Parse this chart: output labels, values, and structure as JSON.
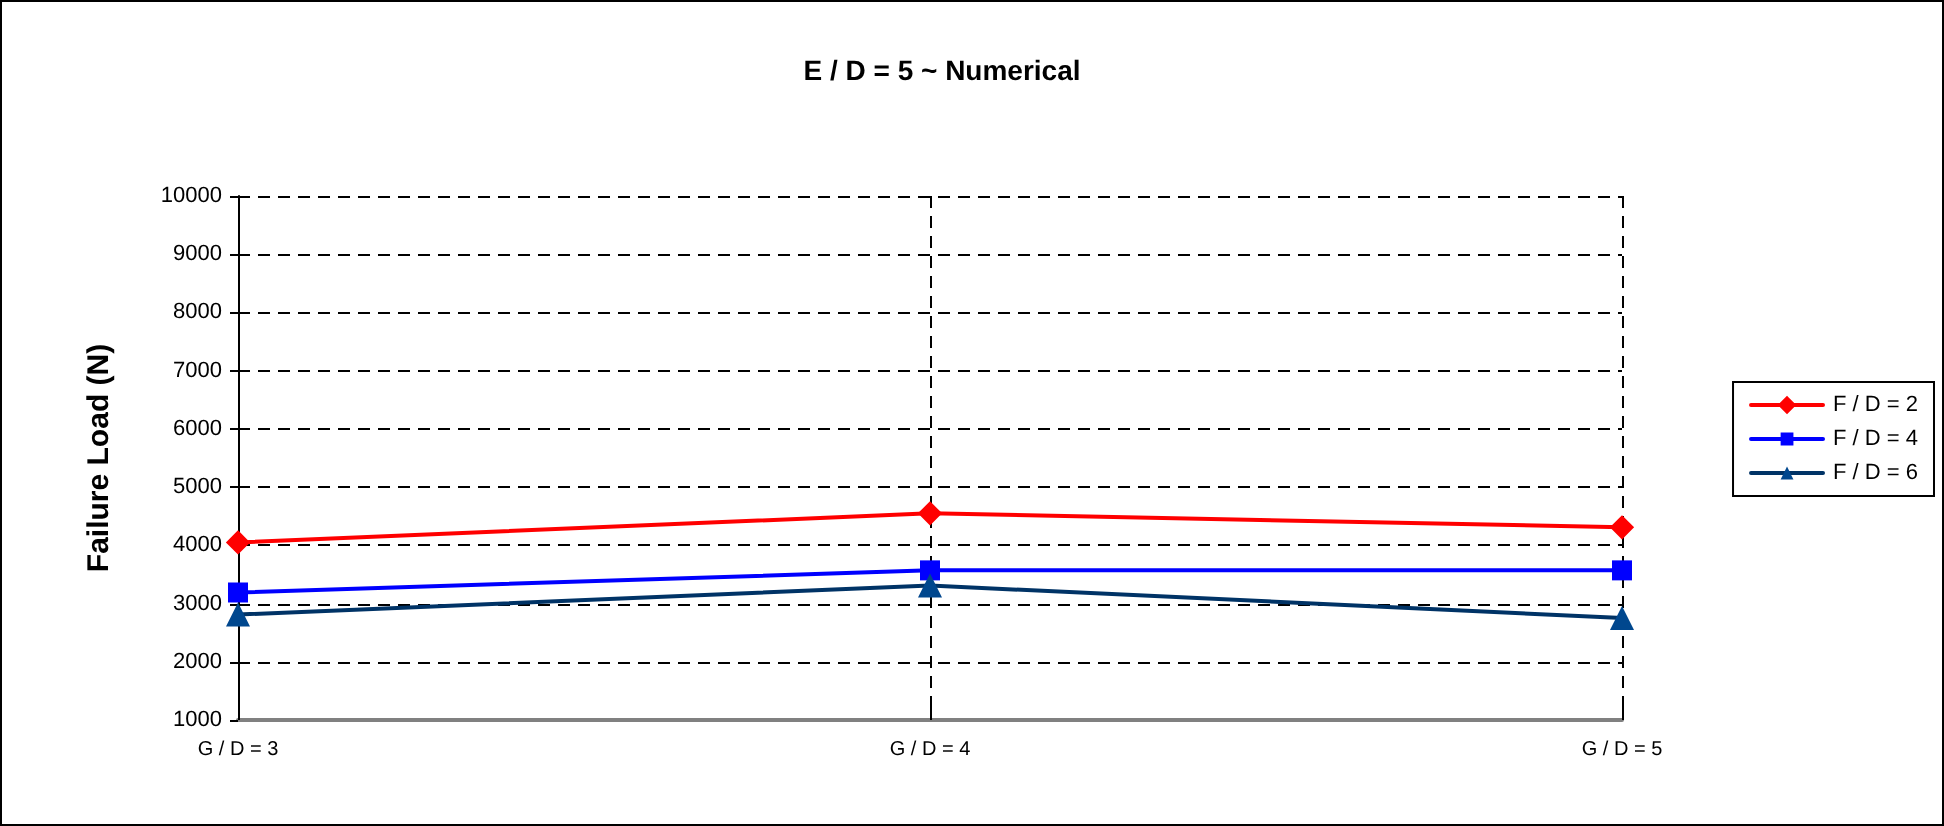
{
  "chart_data": {
    "type": "line",
    "title": "E / D = 5 ~ Numerical",
    "ylabel": "Failure Load (N)",
    "categories": [
      "G / D = 3",
      "G / D = 4",
      "G / D = 5"
    ],
    "series": [
      {
        "name": "F / D = 2",
        "color": "#ff0000",
        "marker": "diamond",
        "values": [
          4050,
          4550,
          4310
        ]
      },
      {
        "name": "F / D = 4",
        "color": "#0000ff",
        "marker": "square",
        "values": [
          3190,
          3570,
          3570
        ]
      },
      {
        "name": "F / D = 6",
        "color": "#003366",
        "marker": "triangle",
        "values": [
          2810,
          3310,
          2750
        ]
      }
    ],
    "ylim": [
      1000,
      10000
    ],
    "yticks": [
      1000,
      2000,
      3000,
      4000,
      5000,
      6000,
      7000,
      8000,
      9000,
      10000
    ],
    "grid": true,
    "legend": "right",
    "line_style": "solid"
  }
}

- _Task objective_:
Without the pictures, write out the whole listing above exactly as it appears.

- _Final answer_:
Parse this chart: output labels, values, and structure as JSON.
{
  "chart_data": {
    "type": "line",
    "title": "E / D = 5 ~ Numerical",
    "ylabel": "Failure Load (N)",
    "categories": [
      "G / D = 3",
      "G / D = 4",
      "G / D = 5"
    ],
    "series": [
      {
        "name": "F / D = 2",
        "color": "#ff0000",
        "marker": "diamond",
        "values": [
          4050,
          4550,
          4310
        ]
      },
      {
        "name": "F / D = 4",
        "color": "#0000ff",
        "marker": "square",
        "values": [
          3190,
          3570,
          3570
        ]
      },
      {
        "name": "F / D = 6",
        "color": "#003366",
        "marker": "triangle",
        "values": [
          2810,
          3310,
          2750
        ]
      }
    ],
    "ylim": [
      1000,
      10000
    ],
    "yticks": [
      1000,
      2000,
      3000,
      4000,
      5000,
      6000,
      7000,
      8000,
      9000,
      10000
    ],
    "grid": true,
    "legend": "right",
    "line_style": "solid"
  }
}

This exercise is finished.